▶ **Task details**: Word for word, repeat the entries, minus the pictures.

--- start of Data for processing ---

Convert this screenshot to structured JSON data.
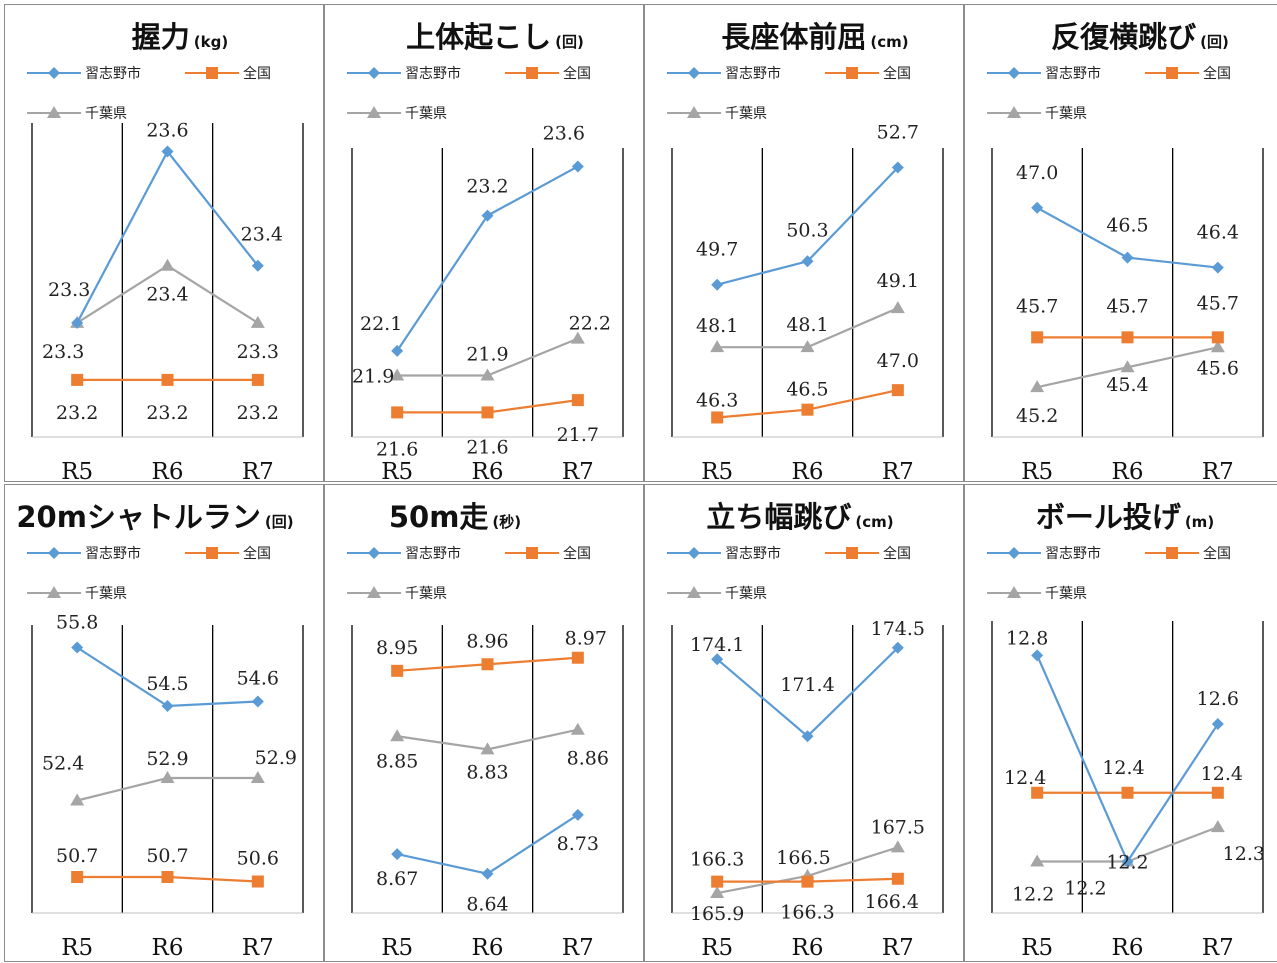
{
  "colors": {
    "city": "#5b9bd5",
    "national": "#ed7d31",
    "prefecture": "#a5a5a5"
  },
  "chart_data": [
    {
      "type": "line",
      "title": "握力",
      "unit": "(kg)",
      "categories": [
        "R5",
        "R6",
        "R7"
      ],
      "series": [
        {
          "name": "習志野市",
          "values": [
            23.3,
            23.6,
            23.4
          ],
          "labels": [
            "23.3",
            "23.6",
            "23.4"
          ]
        },
        {
          "name": "全国",
          "values": [
            23.2,
            23.2,
            23.2
          ],
          "labels": [
            "23.2",
            "23.2",
            "23.2"
          ]
        },
        {
          "name": "千葉県",
          "values": [
            23.3,
            23.4,
            23.3
          ],
          "labels": [
            "23.3",
            "23.4",
            "23.3"
          ]
        }
      ]
    },
    {
      "type": "line",
      "title": "上体起こし",
      "unit": "(回)",
      "categories": [
        "R5",
        "R6",
        "R7"
      ],
      "series": [
        {
          "name": "習志野市",
          "values": [
            22.1,
            23.2,
            23.6
          ],
          "labels": [
            "22.1",
            "23.2",
            "23.6"
          ]
        },
        {
          "name": "全国",
          "values": [
            21.6,
            21.6,
            21.7
          ],
          "labels": [
            "21.6",
            "21.6",
            "21.7"
          ]
        },
        {
          "name": "千葉県",
          "values": [
            21.9,
            21.9,
            22.2
          ],
          "labels": [
            "21.9",
            "21.9",
            "22.2"
          ]
        }
      ]
    },
    {
      "type": "line",
      "title": "長座体前屈",
      "unit": "(cm)",
      "categories": [
        "R5",
        "R6",
        "R7"
      ],
      "series": [
        {
          "name": "習志野市",
          "values": [
            49.7,
            50.3,
            52.7
          ],
          "labels": [
            "49.7",
            "50.3",
            "52.7"
          ]
        },
        {
          "name": "全国",
          "values": [
            46.3,
            46.5,
            47.0
          ],
          "labels": [
            "46.3",
            "46.5",
            "47.0"
          ]
        },
        {
          "name": "千葉県",
          "values": [
            48.1,
            48.1,
            49.1
          ],
          "labels": [
            "48.1",
            "48.1",
            "49.1"
          ]
        }
      ]
    },
    {
      "type": "line",
      "title": "反復横跳び",
      "unit": "(回)",
      "categories": [
        "R5",
        "R6",
        "R7"
      ],
      "series": [
        {
          "name": "習志野市",
          "values": [
            47.0,
            46.5,
            46.4
          ],
          "labels": [
            "47.0",
            "46.5",
            "46.4"
          ]
        },
        {
          "name": "全国",
          "values": [
            45.7,
            45.7,
            45.7
          ],
          "labels": [
            "45.7",
            "45.7",
            "45.7"
          ]
        },
        {
          "name": "千葉県",
          "values": [
            45.2,
            45.4,
            45.6
          ],
          "labels": [
            "45.2",
            "45.4",
            "45.6"
          ]
        }
      ]
    },
    {
      "type": "line",
      "title": "20mシャトルラン",
      "unit": "(回)",
      "categories": [
        "R5",
        "R6",
        "R7"
      ],
      "series": [
        {
          "name": "習志野市",
          "values": [
            55.8,
            54.5,
            54.6
          ],
          "labels": [
            "55.8",
            "54.5",
            "54.6"
          ]
        },
        {
          "name": "全国",
          "values": [
            50.7,
            50.7,
            50.6
          ],
          "labels": [
            "50.7",
            "50.7",
            "50.6"
          ]
        },
        {
          "name": "千葉県",
          "values": [
            52.4,
            52.9,
            52.9
          ],
          "labels": [
            "52.4",
            "52.9",
            "52.9"
          ]
        }
      ]
    },
    {
      "type": "line",
      "title": "50m走",
      "unit": "(秒)",
      "categories": [
        "R5",
        "R6",
        "R7"
      ],
      "series": [
        {
          "name": "習志野市",
          "values": [
            8.67,
            8.64,
            8.73
          ],
          "labels": [
            "8.67",
            "8.64",
            "8.73"
          ]
        },
        {
          "name": "全国",
          "values": [
            8.95,
            8.96,
            8.97
          ],
          "labels": [
            "8.95",
            "8.96",
            "8.97"
          ]
        },
        {
          "name": "千葉県",
          "values": [
            8.85,
            8.83,
            8.86
          ],
          "labels": [
            "8.85",
            "8.83",
            "8.86"
          ]
        }
      ]
    },
    {
      "type": "line",
      "title": "立ち幅跳び",
      "unit": "(cm)",
      "categories": [
        "R5",
        "R6",
        "R7"
      ],
      "series": [
        {
          "name": "習志野市",
          "values": [
            174.1,
            171.4,
            174.5
          ],
          "labels": [
            "174.1",
            "171.4",
            "174.5"
          ]
        },
        {
          "name": "全国",
          "values": [
            166.3,
            166.3,
            166.4
          ],
          "labels": [
            "166.3",
            "166.3",
            "166.4"
          ]
        },
        {
          "name": "千葉県",
          "values": [
            165.9,
            166.5,
            167.5
          ],
          "labels": [
            "165.9",
            "166.5",
            "167.5"
          ]
        }
      ]
    },
    {
      "type": "line",
      "title": "ボール投げ",
      "unit": "(m)",
      "categories": [
        "R5",
        "R6",
        "R7"
      ],
      "series": [
        {
          "name": "習志野市",
          "values": [
            12.8,
            12.2,
            12.6
          ],
          "labels": [
            "12.8",
            "12.2",
            "12.6"
          ]
        },
        {
          "name": "全国",
          "values": [
            12.4,
            12.4,
            12.4
          ],
          "labels": [
            "12.4",
            "12.4",
            "12.4"
          ]
        },
        {
          "name": "千葉県",
          "values": [
            12.2,
            12.2,
            12.3
          ],
          "labels": [
            "12.2",
            "12.2",
            "12.3"
          ]
        }
      ]
    }
  ]
}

--- end of Data for processing ---

▶ **Task response**:
Convert this screenshot to structured JSON data.
{
  "colors": {
    "city": "#5b9bd5",
    "national": "#ed7d31",
    "prefecture": "#a5a5a5"
  },
  "chart_data": [
    {
      "type": "line",
      "title": "握力",
      "unit": "(kg)",
      "categories": [
        "R5",
        "R6",
        "R7"
      ],
      "series": [
        {
          "name": "習志野市",
          "values": [
            23.3,
            23.6,
            23.4
          ],
          "labels": [
            "23.3",
            "23.6",
            "23.4"
          ]
        },
        {
          "name": "全国",
          "values": [
            23.2,
            23.2,
            23.2
          ],
          "labels": [
            "23.2",
            "23.2",
            "23.2"
          ]
        },
        {
          "name": "千葉県",
          "values": [
            23.3,
            23.4,
            23.3
          ],
          "labels": [
            "23.3",
            "23.4",
            "23.3"
          ]
        }
      ]
    },
    {
      "type": "line",
      "title": "上体起こし",
      "unit": "(回)",
      "categories": [
        "R5",
        "R6",
        "R7"
      ],
      "series": [
        {
          "name": "習志野市",
          "values": [
            22.1,
            23.2,
            23.6
          ],
          "labels": [
            "22.1",
            "23.2",
            "23.6"
          ]
        },
        {
          "name": "全国",
          "values": [
            21.6,
            21.6,
            21.7
          ],
          "labels": [
            "21.6",
            "21.6",
            "21.7"
          ]
        },
        {
          "name": "千葉県",
          "values": [
            21.9,
            21.9,
            22.2
          ],
          "labels": [
            "21.9",
            "21.9",
            "22.2"
          ]
        }
      ]
    },
    {
      "type": "line",
      "title": "長座体前屈",
      "unit": "(cm)",
      "categories": [
        "R5",
        "R6",
        "R7"
      ],
      "series": [
        {
          "name": "習志野市",
          "values": [
            49.7,
            50.3,
            52.7
          ],
          "labels": [
            "49.7",
            "50.3",
            "52.7"
          ]
        },
        {
          "name": "全国",
          "values": [
            46.3,
            46.5,
            47.0
          ],
          "labels": [
            "46.3",
            "46.5",
            "47.0"
          ]
        },
        {
          "name": "千葉県",
          "values": [
            48.1,
            48.1,
            49.1
          ],
          "labels": [
            "48.1",
            "48.1",
            "49.1"
          ]
        }
      ]
    },
    {
      "type": "line",
      "title": "反復横跳び",
      "unit": "(回)",
      "categories": [
        "R5",
        "R6",
        "R7"
      ],
      "series": [
        {
          "name": "習志野市",
          "values": [
            47.0,
            46.5,
            46.4
          ],
          "labels": [
            "47.0",
            "46.5",
            "46.4"
          ]
        },
        {
          "name": "全国",
          "values": [
            45.7,
            45.7,
            45.7
          ],
          "labels": [
            "45.7",
            "45.7",
            "45.7"
          ]
        },
        {
          "name": "千葉県",
          "values": [
            45.2,
            45.4,
            45.6
          ],
          "labels": [
            "45.2",
            "45.4",
            "45.6"
          ]
        }
      ]
    },
    {
      "type": "line",
      "title": "20mシャトルラン",
      "unit": "(回)",
      "categories": [
        "R5",
        "R6",
        "R7"
      ],
      "series": [
        {
          "name": "習志野市",
          "values": [
            55.8,
            54.5,
            54.6
          ],
          "labels": [
            "55.8",
            "54.5",
            "54.6"
          ]
        },
        {
          "name": "全国",
          "values": [
            50.7,
            50.7,
            50.6
          ],
          "labels": [
            "50.7",
            "50.7",
            "50.6"
          ]
        },
        {
          "name": "千葉県",
          "values": [
            52.4,
            52.9,
            52.9
          ],
          "labels": [
            "52.4",
            "52.9",
            "52.9"
          ]
        }
      ]
    },
    {
      "type": "line",
      "title": "50m走",
      "unit": "(秒)",
      "categories": [
        "R5",
        "R6",
        "R7"
      ],
      "series": [
        {
          "name": "習志野市",
          "values": [
            8.67,
            8.64,
            8.73
          ],
          "labels": [
            "8.67",
            "8.64",
            "8.73"
          ]
        },
        {
          "name": "全国",
          "values": [
            8.95,
            8.96,
            8.97
          ],
          "labels": [
            "8.95",
            "8.96",
            "8.97"
          ]
        },
        {
          "name": "千葉県",
          "values": [
            8.85,
            8.83,
            8.86
          ],
          "labels": [
            "8.85",
            "8.83",
            "8.86"
          ]
        }
      ]
    },
    {
      "type": "line",
      "title": "立ち幅跳び",
      "unit": "(cm)",
      "categories": [
        "R5",
        "R6",
        "R7"
      ],
      "series": [
        {
          "name": "習志野市",
          "values": [
            174.1,
            171.4,
            174.5
          ],
          "labels": [
            "174.1",
            "171.4",
            "174.5"
          ]
        },
        {
          "name": "全国",
          "values": [
            166.3,
            166.3,
            166.4
          ],
          "labels": [
            "166.3",
            "166.3",
            "166.4"
          ]
        },
        {
          "name": "千葉県",
          "values": [
            165.9,
            166.5,
            167.5
          ],
          "labels": [
            "165.9",
            "166.5",
            "167.5"
          ]
        }
      ]
    },
    {
      "type": "line",
      "title": "ボール投げ",
      "unit": "(m)",
      "categories": [
        "R5",
        "R6",
        "R7"
      ],
      "series": [
        {
          "name": "習志野市",
          "values": [
            12.8,
            12.2,
            12.6
          ],
          "labels": [
            "12.8",
            "12.2",
            "12.6"
          ]
        },
        {
          "name": "全国",
          "values": [
            12.4,
            12.4,
            12.4
          ],
          "labels": [
            "12.4",
            "12.4",
            "12.4"
          ]
        },
        {
          "name": "千葉県",
          "values": [
            12.2,
            12.2,
            12.3
          ],
          "labels": [
            "12.2",
            "12.2",
            "12.3"
          ]
        }
      ]
    }
  ]
}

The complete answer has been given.